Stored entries
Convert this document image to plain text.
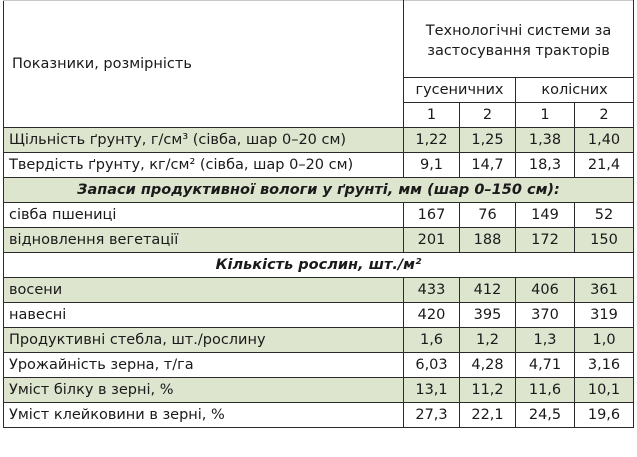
Показники, розмірність	Технологічні системи за застосування тракторів			
	гусеничних		колісних	
	1	2	1	2
Щільність ґрунту, г/см³ (сівба, шар 0–20 см)	1,22	1,25	1,38	1,40
Твердість ґрунту, кг/см² (сівба, шар 0–20 см)	9,1	14,7	18,3	21,4
Запаси продуктивної вологи у ґрунті, мм (шар 0–150 см):				
сівба пшениці	167	76	149	52
відновлення вегетації	201	188	172	150
Кількість рослин, шт./м²				
восени	433	412	406	361
навесні	420	395	370	319
Продуктивні стебла, шт./рослину	1,6	1,2	1,3	1,0
Урожайність зерна, т/га	6,03	4,28	4,71	3,16
Уміст білку в зерні, %	13,1	11,2	11,6	10,1
Уміст клейковини в зерні, %	27,3	22,1	24,5	19,6
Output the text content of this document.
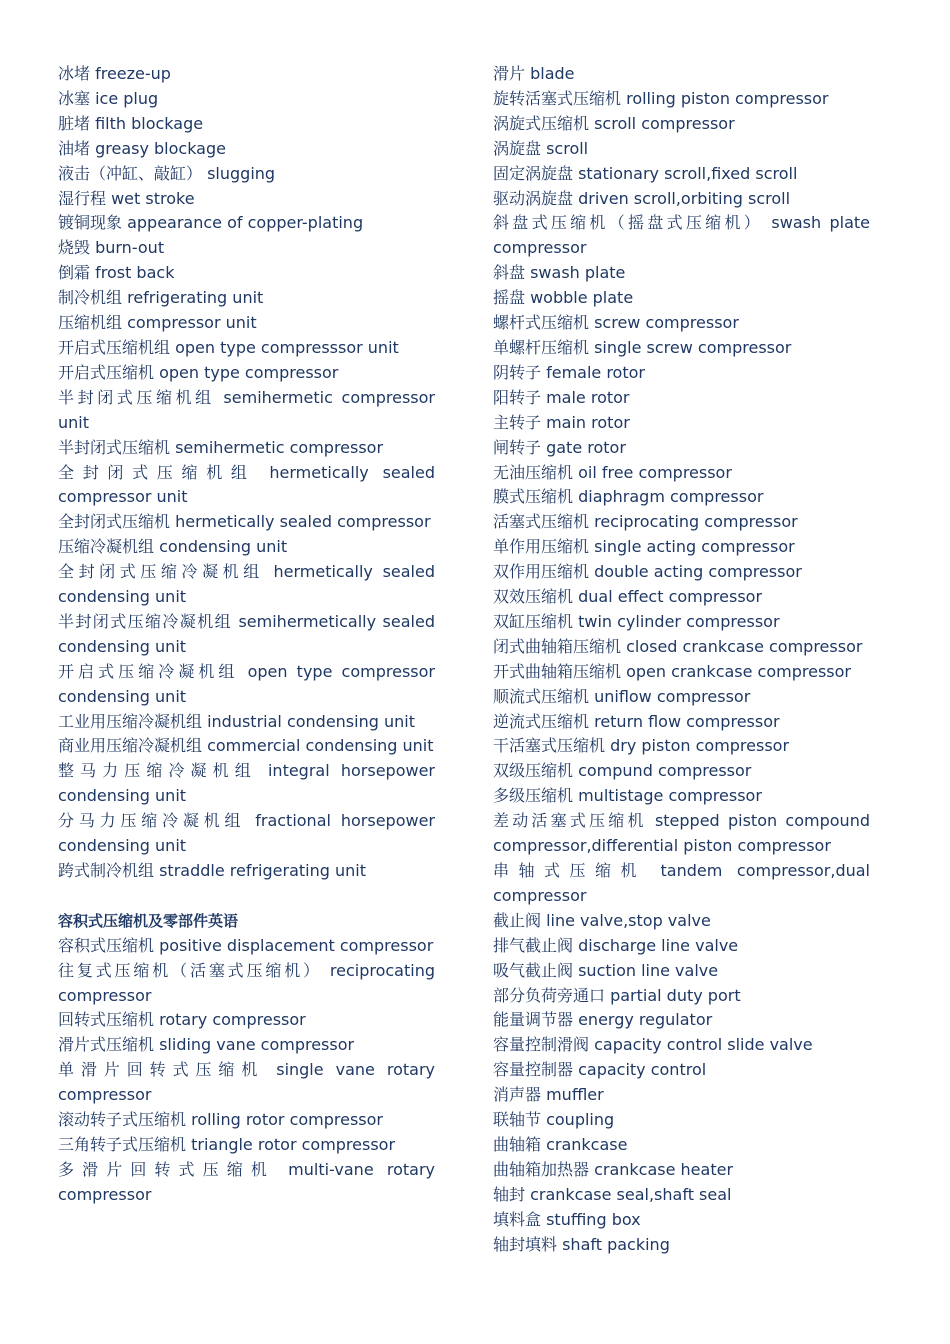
冰堵 freeze-up
冰塞 ice plug
脏堵 filth blockage
油堵 greasy blockage
液击（冲缸、敲缸） slugging
湿行程 wet stroke
镀铜现象 appearance of copper-plating
烧毁 burn-out
倒霜 frost back
制冷机组 refrigerating unit
压缩机组 compressor unit
开启式压缩机组 open type compresssor unit
开启式压缩机 open type compressor
半封闭式压缩机组 semihermetic compressor unit
半封闭式压缩机 semihermetic compressor
全封闭式压缩机组 hermetically sealed compressor unit
全封闭式压缩机 hermetically sealed compressor
压缩冷凝机组 condensing unit
全封闭式压缩冷凝机组 hermetically sealed condensing unit
半封闭式压缩冷凝机组 semihermetically sealed condensing unit
开启式压缩冷凝机组 open type compressor condensing unit
工业用压缩冷凝机组 industrial condensing unit
商业用压缩冷凝机组 commercial condensing unit
整马力压缩冷凝机组 integral horsepower condensing unit
分马力压缩冷凝机组 fractional horsepower condensing unit
跨式制冷机组 straddle refrigerating unit
容积式压缩机及零部件英语
容积式压缩机 positive displacement compressor
往复式压缩机（活塞式压缩机） reciprocating compressor
回转式压缩机 rotary compressor
滑片式压缩机 sliding vane compressor
单滑片回转式压缩机 single vane rotary compressor
滚动转子式压缩机 rolling rotor compressor
三角转子式压缩机 triangle rotor compressor
多滑片回转式压缩机 multi-vane rotary compressor
滑片 blade
旋转活塞式压缩机 rolling piston compressor
涡旋式压缩机 scroll compressor
涡旋盘 scroll
固定涡旋盘 stationary scroll,fixed scroll
驱动涡旋盘 driven scroll,orbiting scroll
斜盘式压缩机（摇盘式压缩机） swash plate compressor
斜盘 swash plate
摇盘 wobble plate
螺杆式压缩机 screw compressor
单螺杆压缩机 single screw compressor
阴转子 female rotor
阳转子 male rotor
主转子 main rotor
闸转子 gate rotor
无油压缩机 oil free compressor
膜式压缩机 diaphragm compressor
活塞式压缩机 reciprocating compressor
单作用压缩机 single acting compressor
双作用压缩机 double acting compressor
双效压缩机 dual effect compressor
双缸压缩机 twin cylinder compressor
闭式曲轴箱压缩机 closed crankcase compressor
开式曲轴箱压缩机 open crankcase compressor
顺流式压缩机 uniflow compressor
逆流式压缩机 return flow compressor
干活塞式压缩机 dry piston compressor
双级压缩机 compund compressor
多级压缩机 multistage compressor
差动活塞式压缩机 stepped piston compound compressor,differential piston compressor
串轴式压缩机 tandem compressor,dual compressor
截止阀 line valve,stop valve
排气截止阀 discharge line valve
吸气截止阀 suction line valve
部分负荷旁通口 partial duty port
能量调节器 energy regulator
容量控制滑阀 capacity control slide valve
容量控制器 capacity control
消声器 muffler
联轴节 coupling
曲轴箱 crankcase
曲轴箱加热器 crankcase heater
轴封 crankcase seal,shaft seal
填料盒 stuffing box
轴封填料 shaft packing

**Given exercise:**
Copy the material shown above in full and exactly. Skip the pictures.

**Expected answer:**
Convert this document image to plain text.
Показники, розмірність	Технологічні системи за застосування тракторів			
	гусеничних		колісних	
	1	2	1	2
Щільність ґрунту, г/см³ (сівба, шар 0–20 см)	1,22	1,25	1,38	1,40
Твердість ґрунту, кг/см² (сівба, шар 0–20 см)	9,1	14,7	18,3	21,4
Запаси продуктивної вологи у ґрунті, мм (шар 0–150 см):				
сівба пшениці	167	76	149	52
відновлення вегетації	201	188	172	150
Кількість рослин, шт./м²				
восени	433	412	406	361
навесні	420	395	370	319
Продуктивні стебла, шт./рослину	1,6	1,2	1,3	1,0
Урожайність зерна, т/га	6,03	4,28	4,71	3,16
Уміст білку в зерні, %	13,1	11,2	11,6	10,1
Уміст клейковини в зерні, %	27,3	22,1	24,5	19,6
Output the text content of this document.
冰堵 freeze-up
冰塞 ice plug
脏堵 filth blockage
油堵 greasy blockage
液击（冲缸、敲缸） slugging
湿行程 wet stroke
镀铜现象 appearance of copper-plating
烧毁 burn-out
倒霜 frost back
制冷机组 refrigerating unit
压缩机组 compressor unit
开启式压缩机组 open type compresssor unit
开启式压缩机 open type compressor
半封闭式压缩机组 semihermetic compressor unit
半封闭式压缩机 semihermetic compressor
全封闭式压缩机组 hermetically sealed compressor unit
全封闭式压缩机 hermetically sealed compressor
压缩冷凝机组 condensing unit
全封闭式压缩冷凝机组 hermetically sealed condensing unit
半封闭式压缩冷凝机组 semihermetically sealed condensing unit
开启式压缩冷凝机组 open type compressor condensing unit
工业用压缩冷凝机组 industrial condensing unit
商业用压缩冷凝机组 commercial condensing unit
整马力压缩冷凝机组 integral horsepower condensing unit
分马力压缩冷凝机组 fractional horsepower condensing unit
跨式制冷机组 straddle refrigerating unit
容积式压缩机及零部件英语
容积式压缩机 positive displacement compressor
往复式压缩机（活塞式压缩机） reciprocating compressor
回转式压缩机 rotary compressor
滑片式压缩机 sliding vane compressor
单滑片回转式压缩机 single vane rotary compressor
滚动转子式压缩机 rolling rotor compressor
三角转子式压缩机 triangle rotor compressor
多滑片回转式压缩机 multi-vane rotary compressor
滑片 blade
旋转活塞式压缩机 rolling piston compressor
涡旋式压缩机 scroll compressor
涡旋盘 scroll
固定涡旋盘 stationary scroll,fixed scroll
驱动涡旋盘 driven scroll,orbiting scroll
斜盘式压缩机（摇盘式压缩机） swash plate compressor
斜盘 swash plate
摇盘 wobble plate
螺杆式压缩机 screw compressor
单螺杆压缩机 single screw compressor
阴转子 female rotor
阳转子 male rotor
主转子 main rotor
闸转子 gate rotor
无油压缩机 oil free compressor
膜式压缩机 diaphragm compressor
活塞式压缩机 reciprocating compressor
单作用压缩机 single acting compressor
双作用压缩机 double acting compressor
双效压缩机 dual effect compressor
双缸压缩机 twin cylinder compressor
闭式曲轴箱压缩机 closed crankcase compressor
开式曲轴箱压缩机 open crankcase compressor
顺流式压缩机 uniflow compressor
逆流式压缩机 return flow compressor
干活塞式压缩机 dry piston compressor
双级压缩机 compund compressor
多级压缩机 multistage compressor
差动活塞式压缩机 stepped piston compound compressor,differential piston compressor
串轴式压缩机 tandem compressor,dual compressor
截止阀 line valve,stop valve
排气截止阀 discharge line valve
吸气截止阀 suction line valve
部分负荷旁通口 partial duty port
能量调节器 energy regulator
容量控制滑阀 capacity control slide valve
容量控制器 capacity control
消声器 muffler
联轴节 coupling
曲轴箱 crankcase
曲轴箱加热器 crankcase heater
轴封 crankcase seal,shaft seal
填料盒 stuffing box
轴封填料 shaft packing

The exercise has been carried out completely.